Exercise passage:
****
Tuesday, August 17, 2010

the krog shred: a journey into darkness

I've told you guys lots and lots of stuff about my beloved Dr. Krog. And you've even seen his special birthday signs for, like, three years running.

But I've never shown you topless pictures of him.


Until now.

You can look, but if you touch, SUCKA MC GOTS TO PAY.

That's right. My science fiction loving, video gaming, Cartoon Network-watching psychologist husband is totally cut. And even though I think he's kind of a crazy person for working out as much as he does and eating turkey cold cuts and mixed nuts for breakfast, I really don't mind living with the results of his toil.

But I admit he's crazy. See?

Briefly, here is his story.

It started with too many club sandwiches and chocolate milkshakes…and um, not enough exercise.

After hip surgery last December, I obviously had to rest up and recover. And I did! [My fabulously gorgeous wife] was a godsend, nursing me back to health with laughs, smiles and an endless supply of whatever I wanted to eat. She is the best.

I may have enjoyed myself a bit too much, though. By last March I was staring in the mirror, looking at my formerly ground fighting-conditioned body and wondering, "Wah happen?" My year-round 2-pack was now a minikeg. I was turning into a skinny fat guy.

Enter Krogshred: 135 Days of diet, exercise, and crazy.

Like Heart of Darkness, but for my abs.

Let me give a shout out to friend and personal trainer Anthony Wilkins at North Point Personal Training in Roswell, GA. Although I did the Krogshred alone, every exercise I did I learned from Anthony, a really great trainer and a father himself.

Pounds lost: 23 (D says: Seriously? From where?!?!)

Friends alienated: 2

Number of times wife heard the phrase “My abs/pecs/biceps are really starting to show”: 200+

Pounds of protein purchased: 10

Times caught staring into mirror at restaurants when I should have been looking at far more beautiful wife: 7

Dollars spent on supplements and gym membership in 135 days: $260 (D says: Don't be tellin' me that, yo. That is not frugal, no sir!)

Number on my “pack”: 4-6 depending on the day…

Number of chores done during entire 135 days: Um like 8 or so? Took the trash out like 4 times. Mowed lawn couple of times. I don’t know. Almost nothing. I didn't do jack around the house. Sheesh. Thank god for my wife. She’s a saint.(D says: YES. YOU SO OWE ME.)

Number of times KROG SMASH: not as much as you'd guess.

And it's just the beginning. There's more crazy to come. (D says: NO, PLEASE. 4-PACK IS PLENTY GOOD FOR ME. LET'S JUST GO HAVE SOME FROZEN YOGURT AND CHILL, OKAY, CRAZY PERSON?)
****
Data to examine:

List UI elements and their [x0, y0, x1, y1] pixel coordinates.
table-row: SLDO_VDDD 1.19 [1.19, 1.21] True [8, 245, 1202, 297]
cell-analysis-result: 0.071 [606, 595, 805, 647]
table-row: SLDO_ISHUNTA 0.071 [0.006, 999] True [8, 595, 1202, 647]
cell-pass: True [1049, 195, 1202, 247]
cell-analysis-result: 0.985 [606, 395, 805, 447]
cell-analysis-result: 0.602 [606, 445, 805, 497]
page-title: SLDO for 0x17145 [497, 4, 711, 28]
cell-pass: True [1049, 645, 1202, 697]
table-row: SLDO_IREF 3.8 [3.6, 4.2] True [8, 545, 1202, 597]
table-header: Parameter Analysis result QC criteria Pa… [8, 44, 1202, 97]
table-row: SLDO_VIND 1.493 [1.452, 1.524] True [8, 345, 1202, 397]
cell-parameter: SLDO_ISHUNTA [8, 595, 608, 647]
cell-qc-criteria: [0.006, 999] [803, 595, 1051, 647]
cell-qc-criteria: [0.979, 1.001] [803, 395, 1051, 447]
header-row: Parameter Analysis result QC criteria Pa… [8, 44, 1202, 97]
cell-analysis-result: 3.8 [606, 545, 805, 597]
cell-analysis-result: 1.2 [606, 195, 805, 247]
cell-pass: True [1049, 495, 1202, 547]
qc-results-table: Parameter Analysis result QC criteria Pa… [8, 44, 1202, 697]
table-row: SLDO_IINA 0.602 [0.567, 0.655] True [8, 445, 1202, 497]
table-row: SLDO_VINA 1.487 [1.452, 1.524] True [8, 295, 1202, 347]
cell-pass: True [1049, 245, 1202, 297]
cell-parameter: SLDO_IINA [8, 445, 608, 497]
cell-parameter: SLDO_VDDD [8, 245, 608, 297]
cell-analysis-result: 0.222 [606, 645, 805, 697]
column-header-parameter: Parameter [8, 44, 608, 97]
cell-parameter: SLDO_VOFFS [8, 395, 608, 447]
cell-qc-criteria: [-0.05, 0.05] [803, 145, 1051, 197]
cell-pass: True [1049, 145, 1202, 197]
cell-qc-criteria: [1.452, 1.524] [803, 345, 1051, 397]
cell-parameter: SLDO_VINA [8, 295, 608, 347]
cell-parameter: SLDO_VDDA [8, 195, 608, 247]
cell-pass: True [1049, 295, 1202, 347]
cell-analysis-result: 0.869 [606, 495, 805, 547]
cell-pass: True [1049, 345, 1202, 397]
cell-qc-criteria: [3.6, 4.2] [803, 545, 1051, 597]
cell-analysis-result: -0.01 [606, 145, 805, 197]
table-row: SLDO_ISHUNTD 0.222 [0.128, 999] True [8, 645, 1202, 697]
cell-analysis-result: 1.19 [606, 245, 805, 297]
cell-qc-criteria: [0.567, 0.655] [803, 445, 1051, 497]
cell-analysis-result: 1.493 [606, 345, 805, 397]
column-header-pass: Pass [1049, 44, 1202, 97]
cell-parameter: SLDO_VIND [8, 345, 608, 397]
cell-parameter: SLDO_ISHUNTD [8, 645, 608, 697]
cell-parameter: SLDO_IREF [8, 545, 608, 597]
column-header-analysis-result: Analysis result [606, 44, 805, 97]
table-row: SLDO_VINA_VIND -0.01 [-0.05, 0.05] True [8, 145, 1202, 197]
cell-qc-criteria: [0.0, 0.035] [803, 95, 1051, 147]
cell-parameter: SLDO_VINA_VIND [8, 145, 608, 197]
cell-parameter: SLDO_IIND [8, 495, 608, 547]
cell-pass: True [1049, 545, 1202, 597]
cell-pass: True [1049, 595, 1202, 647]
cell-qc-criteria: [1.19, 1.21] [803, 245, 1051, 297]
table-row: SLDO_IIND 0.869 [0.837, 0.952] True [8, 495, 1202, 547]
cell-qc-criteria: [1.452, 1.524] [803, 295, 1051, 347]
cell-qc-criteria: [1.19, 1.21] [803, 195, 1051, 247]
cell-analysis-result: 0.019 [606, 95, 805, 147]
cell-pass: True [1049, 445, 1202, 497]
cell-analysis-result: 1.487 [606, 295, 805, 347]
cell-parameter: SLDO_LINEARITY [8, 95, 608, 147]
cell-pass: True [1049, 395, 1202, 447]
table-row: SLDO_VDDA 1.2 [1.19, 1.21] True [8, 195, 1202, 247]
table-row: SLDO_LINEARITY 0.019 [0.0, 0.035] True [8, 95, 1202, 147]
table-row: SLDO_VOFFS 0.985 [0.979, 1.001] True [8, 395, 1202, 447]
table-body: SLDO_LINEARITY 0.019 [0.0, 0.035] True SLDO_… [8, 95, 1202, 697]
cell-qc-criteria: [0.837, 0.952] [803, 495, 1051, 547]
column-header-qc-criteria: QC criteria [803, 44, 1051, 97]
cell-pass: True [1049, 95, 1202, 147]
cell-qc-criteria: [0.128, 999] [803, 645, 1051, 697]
****
Action item: Continue the Krog Shred blog post, starting after its final line.

Answer to the exercise:
I'm proud of you, Dr. Krog.

p.s. Dr. Krog did not actually do the Shred, like I'm doing. He did crazy, 2-hour long workouts with exercises like Living Death and Crazy Sevens and, I don't know, Total Sonic Deathmonkey Throes of Unimaginable Pain. So don't think that Jillian's videos can do that. You'll be disappointed.


Tanya said...

Dr. Krog made my science fiction loving, video gaming, Cartoon Network-watching, World o' Warcraft playing, military husband qq.

He thinks he's turning into a skinny fat guy and says it's because of my cooking. Not my fault. Somebody else's. Boom.

dk said...

If Doc Krog wants some of his life back, he might want to go over to a less time consuming regimen. (Here's the sales pitch...but the product is FREE!)


How about workouts that can be as short as 3 minutes or a couple of 5K runs, but all varied and all awesome? Been doing it for awhile now, and seeing serious results. The Kroginator would probably rule at it.

http://dk-workoutlog.blogspot.com to follow my journey (FREE) on the program. His trainer might even be familiar with it (judging by the workout names. My fave is "Linda, aka Three Bars of Death.")

Kristi said...

He looks great! Good for him.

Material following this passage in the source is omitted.